Requirements →
Transcribe the records below exactly, leaving out any pictures.

Data section →
▶

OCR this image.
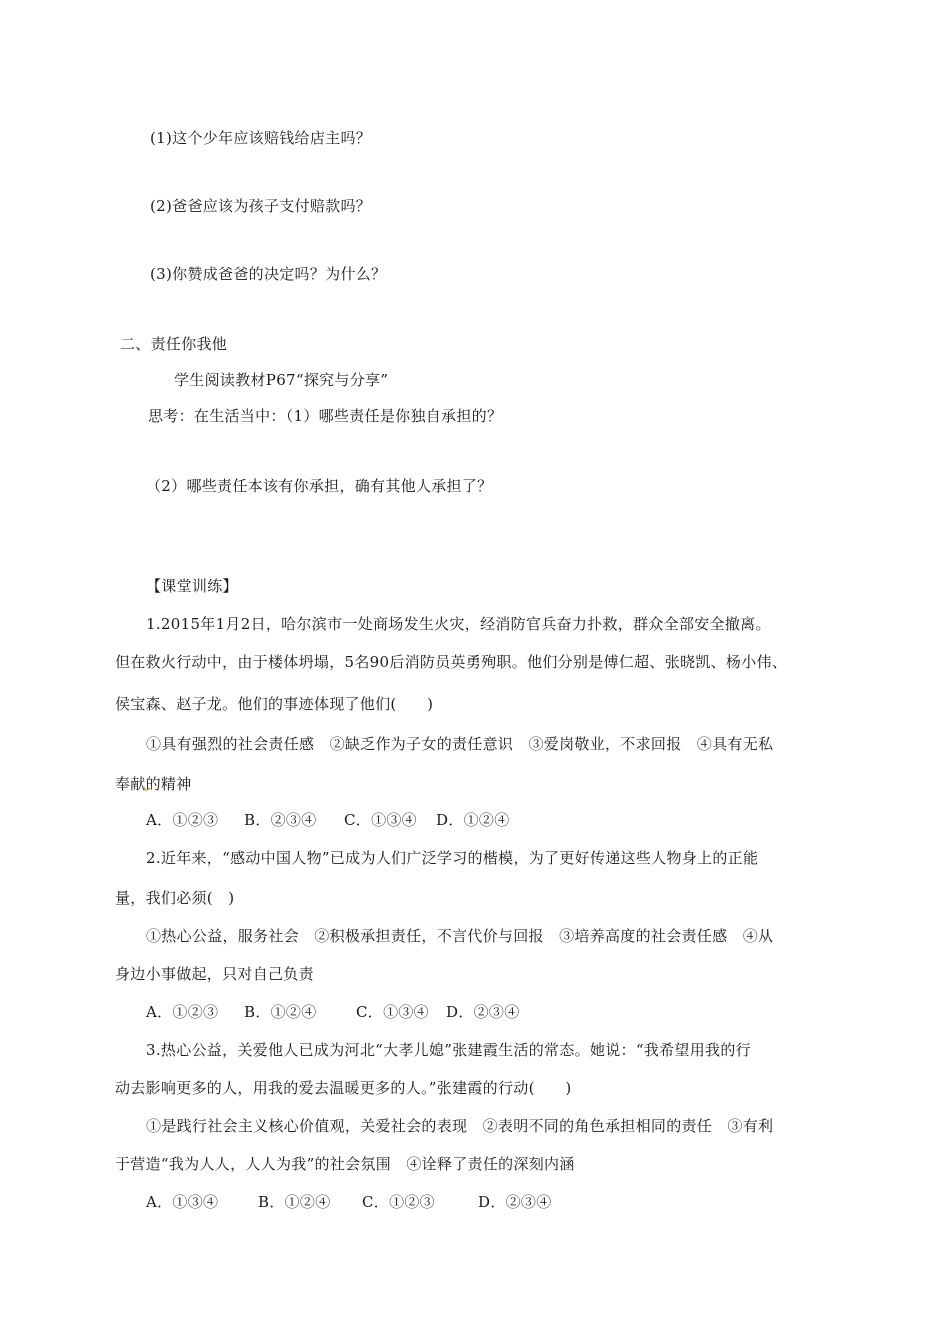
(1)这个少年应该赔钱给店主吗？
(2)爸爸应该为孩子支付赔款吗？
(3)你赞成爸爸的决定吗？为什么？
二、责任你我他
学生阅读教材P67“探究与分享”
思考：在生活当中：（1）哪些责任是你独自承担的？
（2）哪些责任本该有你承担，确有其他人承担了？
【课堂训练】
1.2015年1月2日，哈尔滨市一处商场发生火灾，经消防官兵奋力扑救，群众全部安全撤离。
但在救火行动中，由于楼体坍塌，5名90后消防员英勇殉职。他们分别是傅仁超、张晓凯、杨小伟、
侯宝森、赵子龙。他们的事迹体现了他们(　　)
①具有强烈的社会责任感　②缺乏作为子女的责任意识　③爱岗敬业，不求回报　④具有无私
奉献的精神
A．①②③ B．②③④ C．①③④ D．①②④
2.近年来，“感动中国人物”已成为人们广泛学习的楷模，为了更好传递这些人物身上的正能
量，我们必须(　)
①热心公益，服务社会　②积极承担责任，不言代价与回报　③培养高度的社会责任感　④从
身边小事做起，只对自己负责
A．①②③ B．①②④	C．①③④ D．②③④
3.热心公益，关爱他人已成为河北“大孝儿媳”张建霞生活的常态。她说：“我希望用我的行
动去影响更多的人，用我的爱去温暖更多的人。”张建霞的行动(　　)
①是践行社会主义核心价值观，关爱社会的表现　②表明不同的角色承担相同的责任　③有利
于营造“我为人人，人人为我”的社会氛围　④诠释了责任的深刻内涵
A．①③④	B．①②④ C．①②③	D．②③④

◀

Answer to the exercise →
OCR this image.
(1)这个少年应该赔钱给店主吗？
(2)爸爸应该为孩子支付赔款吗？
(3)你赞成爸爸的决定吗？为什么？
二、责任你我他
学生阅读教材P67“探究与分享”
思考：在生活当中：（1）哪些责任是你独自承担的？
（2）哪些责任本该有你承担，确有其他人承担了？
【课堂训练】
1.2015年1月2日，哈尔滨市一处商场发生火灾，经消防官兵奋力扑救，群众全部安全撤离。
但在救火行动中，由于楼体坍塌，5名90后消防员英勇殉职。他们分别是傅仁超、张晓凯、杨小伟、
侯宝森、赵子龙。他们的事迹体现了他们(　　)
①具有强烈的社会责任感　②缺乏作为子女的责任意识　③爱岗敬业，不求回报　④具有无私
奉献的精神
A．①②③ B．②③④ C．①③④ D．①②④
2.近年来，“感动中国人物”已成为人们广泛学习的楷模，为了更好传递这些人物身上的正能
量，我们必须(　)
①热心公益，服务社会　②积极承担责任，不言代价与回报　③培养高度的社会责任感　④从
身边小事做起，只对自己负责
A．①②③ B．①②④	C．①③④ D．②③④
3.热心公益，关爱他人已成为河北“大孝儿媳”张建霞生活的常态。她说：“我希望用我的行
动去影响更多的人，用我的爱去温暖更多的人。”张建霞的行动(　　)
①是践行社会主义核心价值观，关爱社会的表现　②表明不同的角色承担相同的责任　③有利
于营造“我为人人，人人为我”的社会氛围　④诠释了责任的深刻内涵
A．①③④	B．①②④ C．①②③	D．②③④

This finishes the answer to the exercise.